* _记录摘录_
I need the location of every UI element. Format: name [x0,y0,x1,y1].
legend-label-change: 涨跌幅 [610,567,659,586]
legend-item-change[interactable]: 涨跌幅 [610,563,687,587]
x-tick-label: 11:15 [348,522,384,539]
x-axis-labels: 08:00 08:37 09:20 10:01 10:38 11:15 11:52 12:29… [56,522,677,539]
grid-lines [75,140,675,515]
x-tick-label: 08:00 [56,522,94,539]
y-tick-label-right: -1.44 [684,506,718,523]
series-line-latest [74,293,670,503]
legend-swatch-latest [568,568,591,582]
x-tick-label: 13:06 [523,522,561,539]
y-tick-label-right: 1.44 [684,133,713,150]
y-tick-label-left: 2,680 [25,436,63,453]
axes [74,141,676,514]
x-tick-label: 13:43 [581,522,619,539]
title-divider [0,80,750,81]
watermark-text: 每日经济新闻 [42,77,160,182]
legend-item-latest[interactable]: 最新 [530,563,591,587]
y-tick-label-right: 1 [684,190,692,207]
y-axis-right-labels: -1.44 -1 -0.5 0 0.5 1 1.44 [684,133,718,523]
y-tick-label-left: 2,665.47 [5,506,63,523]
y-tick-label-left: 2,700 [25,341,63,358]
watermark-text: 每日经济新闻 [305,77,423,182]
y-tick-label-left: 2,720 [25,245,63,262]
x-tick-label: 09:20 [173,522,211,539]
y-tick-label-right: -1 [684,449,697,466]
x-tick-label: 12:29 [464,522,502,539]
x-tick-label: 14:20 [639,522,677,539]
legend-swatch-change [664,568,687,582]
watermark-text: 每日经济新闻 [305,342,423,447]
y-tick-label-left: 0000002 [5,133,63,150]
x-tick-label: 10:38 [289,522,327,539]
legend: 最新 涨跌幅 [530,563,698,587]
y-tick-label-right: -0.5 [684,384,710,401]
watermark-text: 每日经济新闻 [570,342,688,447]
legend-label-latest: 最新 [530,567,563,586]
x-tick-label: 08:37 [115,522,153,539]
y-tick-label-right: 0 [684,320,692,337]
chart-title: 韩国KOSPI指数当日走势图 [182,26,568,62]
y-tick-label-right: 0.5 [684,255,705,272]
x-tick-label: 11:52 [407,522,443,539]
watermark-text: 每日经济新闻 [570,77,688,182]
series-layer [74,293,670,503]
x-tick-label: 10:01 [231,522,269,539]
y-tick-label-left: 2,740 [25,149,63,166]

* _要求_
请把上面的全部记录逐行照原样抄写一遍，不得增删或改动任何字符。

* _结果_
I need the location of every UI element. Format: name [x0,y0,x1,y1].
legend-label-change: 涨跌幅 [610,567,659,586]
legend-item-change[interactable]: 涨跌幅 [610,563,687,587]
x-tick-label: 11:15 [348,522,384,539]
x-axis-labels: 08:00 08:37 09:20 10:01 10:38 11:15 11:52 12:29… [56,522,677,539]
grid-lines [75,140,675,515]
x-tick-label: 08:00 [56,522,94,539]
y-tick-label-right: -1.44 [684,506,718,523]
series-line-latest [74,293,670,503]
legend-swatch-latest [568,568,591,582]
x-tick-label: 13:06 [523,522,561,539]
y-tick-label-right: 1.44 [684,133,713,150]
y-tick-label-left: 2,680 [25,436,63,453]
axes [74,141,676,514]
x-tick-label: 13:43 [581,522,619,539]
title-divider [0,80,750,81]
watermark-text: 每日经济新闻 [42,77,160,182]
legend-item-latest[interactable]: 最新 [530,563,591,587]
y-tick-label-right: 1 [684,190,692,207]
y-axis-right-labels: -1.44 -1 -0.5 0 0.5 1 1.44 [684,133,718,523]
y-tick-label-left: 2,665.47 [5,506,63,523]
y-tick-label-left: 2,700 [25,341,63,358]
watermark-text: 每日经济新闻 [305,77,423,182]
y-tick-label-left: 2,720 [25,245,63,262]
x-tick-label: 09:20 [173,522,211,539]
y-tick-label-right: -1 [684,449,697,466]
x-tick-label: 12:29 [464,522,502,539]
x-tick-label: 14:20 [639,522,677,539]
legend-swatch-change [664,568,687,582]
watermark-text: 每日经济新闻 [305,342,423,447]
y-tick-label-left: 0000002 [5,133,63,150]
x-tick-label: 10:38 [289,522,327,539]
legend: 最新 涨跌幅 [530,563,698,587]
y-tick-label-right: -0.5 [684,384,710,401]
watermark-text: 每日经济新闻 [570,342,688,447]
legend-label-latest: 最新 [530,567,563,586]
x-tick-label: 08:37 [115,522,153,539]
y-tick-label-right: 0 [684,320,692,337]
chart-title: 韩国KOSPI指数当日走势图 [182,26,568,62]
y-tick-label-right: 0.5 [684,255,705,272]
x-tick-label: 11:52 [407,522,443,539]
watermark-text: 每日经济新闻 [570,77,688,182]
series-layer [74,293,670,503]
x-tick-label: 10:01 [231,522,269,539]
y-tick-label-left: 2,740 [25,149,63,166]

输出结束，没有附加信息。